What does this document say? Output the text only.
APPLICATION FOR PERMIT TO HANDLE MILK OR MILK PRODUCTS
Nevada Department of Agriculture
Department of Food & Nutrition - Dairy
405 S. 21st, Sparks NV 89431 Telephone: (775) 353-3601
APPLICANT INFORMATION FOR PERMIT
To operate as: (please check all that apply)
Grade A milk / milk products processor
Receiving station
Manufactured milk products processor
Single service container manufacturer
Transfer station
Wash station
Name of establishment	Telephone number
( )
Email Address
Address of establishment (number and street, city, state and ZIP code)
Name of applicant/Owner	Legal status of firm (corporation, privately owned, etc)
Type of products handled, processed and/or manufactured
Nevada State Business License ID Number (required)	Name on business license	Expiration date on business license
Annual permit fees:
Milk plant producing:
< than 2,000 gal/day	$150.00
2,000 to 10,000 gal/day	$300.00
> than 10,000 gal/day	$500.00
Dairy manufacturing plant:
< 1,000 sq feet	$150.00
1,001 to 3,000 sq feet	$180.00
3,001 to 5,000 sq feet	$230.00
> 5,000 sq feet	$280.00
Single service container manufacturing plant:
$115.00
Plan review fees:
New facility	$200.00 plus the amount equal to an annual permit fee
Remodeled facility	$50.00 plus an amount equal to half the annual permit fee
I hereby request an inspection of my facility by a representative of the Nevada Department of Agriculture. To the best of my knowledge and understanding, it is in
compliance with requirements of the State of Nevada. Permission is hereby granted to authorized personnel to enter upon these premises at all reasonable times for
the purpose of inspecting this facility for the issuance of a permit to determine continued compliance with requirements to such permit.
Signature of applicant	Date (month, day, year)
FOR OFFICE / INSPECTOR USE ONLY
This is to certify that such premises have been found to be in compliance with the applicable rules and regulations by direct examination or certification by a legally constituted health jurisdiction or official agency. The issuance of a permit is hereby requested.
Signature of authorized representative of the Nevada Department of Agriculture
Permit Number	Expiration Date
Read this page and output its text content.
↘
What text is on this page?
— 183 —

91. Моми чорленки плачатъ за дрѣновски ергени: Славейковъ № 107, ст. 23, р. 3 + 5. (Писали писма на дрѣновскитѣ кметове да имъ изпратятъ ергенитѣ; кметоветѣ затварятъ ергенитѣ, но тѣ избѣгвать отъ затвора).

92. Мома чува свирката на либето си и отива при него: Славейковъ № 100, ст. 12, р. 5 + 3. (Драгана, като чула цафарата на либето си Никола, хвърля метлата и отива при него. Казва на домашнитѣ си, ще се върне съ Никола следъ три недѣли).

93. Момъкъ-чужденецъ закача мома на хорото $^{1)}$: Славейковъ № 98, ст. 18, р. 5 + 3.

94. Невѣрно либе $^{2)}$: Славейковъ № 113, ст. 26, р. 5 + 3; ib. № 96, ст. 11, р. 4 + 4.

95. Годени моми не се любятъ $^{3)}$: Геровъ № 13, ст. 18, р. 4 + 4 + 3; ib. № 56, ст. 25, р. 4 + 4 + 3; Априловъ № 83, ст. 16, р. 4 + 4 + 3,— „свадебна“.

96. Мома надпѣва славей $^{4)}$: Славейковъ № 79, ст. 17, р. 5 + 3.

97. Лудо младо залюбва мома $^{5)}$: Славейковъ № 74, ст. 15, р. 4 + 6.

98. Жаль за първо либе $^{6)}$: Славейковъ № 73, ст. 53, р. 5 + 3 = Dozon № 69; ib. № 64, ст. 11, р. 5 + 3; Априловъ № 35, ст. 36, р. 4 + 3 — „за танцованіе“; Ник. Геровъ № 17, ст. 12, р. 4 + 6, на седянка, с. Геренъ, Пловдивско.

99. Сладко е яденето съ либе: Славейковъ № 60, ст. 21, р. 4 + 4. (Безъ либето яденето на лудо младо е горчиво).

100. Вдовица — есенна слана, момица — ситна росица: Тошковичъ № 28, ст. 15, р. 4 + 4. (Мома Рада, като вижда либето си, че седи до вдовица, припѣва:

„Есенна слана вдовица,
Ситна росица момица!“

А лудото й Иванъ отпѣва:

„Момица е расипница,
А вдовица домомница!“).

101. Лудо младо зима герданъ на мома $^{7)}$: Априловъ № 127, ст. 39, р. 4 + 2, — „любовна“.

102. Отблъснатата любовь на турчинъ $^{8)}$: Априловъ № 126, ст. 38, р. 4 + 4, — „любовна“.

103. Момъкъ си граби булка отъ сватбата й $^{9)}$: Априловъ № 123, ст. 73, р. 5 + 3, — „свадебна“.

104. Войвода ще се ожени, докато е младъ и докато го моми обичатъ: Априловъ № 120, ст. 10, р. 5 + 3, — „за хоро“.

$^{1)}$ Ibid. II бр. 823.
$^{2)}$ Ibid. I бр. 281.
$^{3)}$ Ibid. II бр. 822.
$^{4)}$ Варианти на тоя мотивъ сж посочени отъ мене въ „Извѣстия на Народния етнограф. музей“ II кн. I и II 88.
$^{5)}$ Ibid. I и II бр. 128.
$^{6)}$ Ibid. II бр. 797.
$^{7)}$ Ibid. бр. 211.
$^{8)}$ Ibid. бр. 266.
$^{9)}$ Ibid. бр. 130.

Stated problem – Please give back all of the records exactly as written.

Solution below –
What does this document say? Output the text only.
APPLICATION FOR PERMIT TO HANDLE MILK OR MILK PRODUCTS
Nevada Department of Agriculture
Department of Food & Nutrition - Dairy
405 S. 21st, Sparks NV 89431 Telephone: (775) 353-3601
APPLICANT INFORMATION FOR PERMIT
To operate as: (please check all that apply)
Grade A milk / milk products processor
Receiving station
Manufactured milk products processor
Single service container manufacturer
Transfer station
Wash station
Name of establishment	Telephone number
( )
Email Address
Address of establishment (number and street, city, state and ZIP code)
Name of applicant/Owner	Legal status of firm (corporation, privately owned, etc)
Type of products handled, processed and/or manufactured
Nevada State Business License ID Number (required)	Name on business license	Expiration date on business license
Annual permit fees:
Milk plant producing:
< than 2,000 gal/day	$150.00
2,000 to 10,000 gal/day	$300.00
> than 10,000 gal/day	$500.00
Dairy manufacturing plant:
< 1,000 sq feet	$150.00
1,001 to 3,000 sq feet	$180.00
3,001 to 5,000 sq feet	$230.00
> 5,000 sq feet	$280.00
Single service container manufacturing plant:
$115.00
Plan review fees:
New facility	$200.00 plus the amount equal to an annual permit fee
Remodeled facility	$50.00 plus an amount equal to half the annual permit fee
I hereby request an inspection of my facility by a representative of the Nevada Department of Agriculture. To the best of my knowledge and understanding, it is in
compliance with requirements of the State of Nevada. Permission is hereby granted to authorized personnel to enter upon these premises at all reasonable times for
the purpose of inspecting this facility for the issuance of a permit to determine continued compliance with requirements to such permit.
Signature of applicant	Date (month, day, year)
FOR OFFICE / INSPECTOR USE ONLY
This is to certify that such premises have been found to be in compliance with the applicable rules and regulations by direct examination or certification by a legally constituted health jurisdiction or official agency. The issuance of a permit is hereby requested.
Signature of authorized representative of the Nevada Department of Agriculture
Permit Number	Expiration Date
Read this page and output its text content.
↘
What text is on this page?
— 183 —

91. Моми чорленки плачатъ за дрѣновски ергени: Славейковъ № 107, ст. 23, р. 3 + 5. (Писали писма на дрѣновскитѣ кметове да имъ изпратятъ ергенитѣ; кметоветѣ затварятъ ергенитѣ, но тѣ избѣгвать отъ затвора).

92. Мома чува свирката на либето си и отива при него: Славейковъ № 100, ст. 12, р. 5 + 3. (Драгана, като чула цафарата на либето си Никола, хвърля метлата и отива при него. Казва на домашнитѣ си, ще се върне съ Никола следъ три недѣли).

93. Момъкъ-чужденецъ закача мома на хорото $^{1)}$: Славейковъ № 98, ст. 18, р. 5 + 3.

94. Невѣрно либе $^{2)}$: Славейковъ № 113, ст. 26, р. 5 + 3; ib. № 96, ст. 11, р. 4 + 4.

95. Годени моми не се любятъ $^{3)}$: Геровъ № 13, ст. 18, р. 4 + 4 + 3; ib. № 56, ст. 25, р. 4 + 4 + 3; Априловъ № 83, ст. 16, р. 4 + 4 + 3,— „свадебна“.

96. Мома надпѣва славей $^{4)}$: Славейковъ № 79, ст. 17, р. 5 + 3.

97. Лудо младо залюбва мома $^{5)}$: Славейковъ № 74, ст. 15, р. 4 + 6.

98. Жаль за първо либе $^{6)}$: Славейковъ № 73, ст. 53, р. 5 + 3 = Dozon № 69; ib. № 64, ст. 11, р. 5 + 3; Априловъ № 35, ст. 36, р. 4 + 3 — „за танцованіе“; Ник. Геровъ № 17, ст. 12, р. 4 + 6, на седянка, с. Геренъ, Пловдивско.

99. Сладко е яденето съ либе: Славейковъ № 60, ст. 21, р. 4 + 4. (Безъ либето яденето на лудо младо е горчиво).

100. Вдовица — есенна слана, момица — ситна росица: Тошковичъ № 28, ст. 15, р. 4 + 4. (Мома Рада, като вижда либето си, че седи до вдовица, припѣва:

„Есенна слана вдовица,
Ситна росица момица!“

А лудото й Иванъ отпѣва:

„Момица е расипница,
А вдовица домомница!“).

101. Лудо младо зима герданъ на мома $^{7)}$: Априловъ № 127, ст. 39, р. 4 + 2, — „любовна“.

102. Отблъснатата любовь на турчинъ $^{8)}$: Априловъ № 126, ст. 38, р. 4 + 4, — „любовна“.

103. Момъкъ си граби булка отъ сватбата й $^{9)}$: Априловъ № 123, ст. 73, р. 5 + 3, — „свадебна“.

104. Войвода ще се ожени, докато е младъ и докато го моми обичатъ: Априловъ № 120, ст. 10, р. 5 + 3, — „за хоро“.

$^{1)}$ Ibid. II бр. 823.
$^{2)}$ Ibid. I бр. 281.
$^{3)}$ Ibid. II бр. 822.
$^{4)}$ Варианти на тоя мотивъ сж посочени отъ мене въ „Извѣстия на Народния етнограф. музей“ II кн. I и II 88.
$^{5)}$ Ibid. I и II бр. 128.
$^{6)}$ Ibid. II бр. 797.
$^{7)}$ Ibid. бр. 211.
$^{8)}$ Ibid. бр. 266.
$^{9)}$ Ibid. бр. 130.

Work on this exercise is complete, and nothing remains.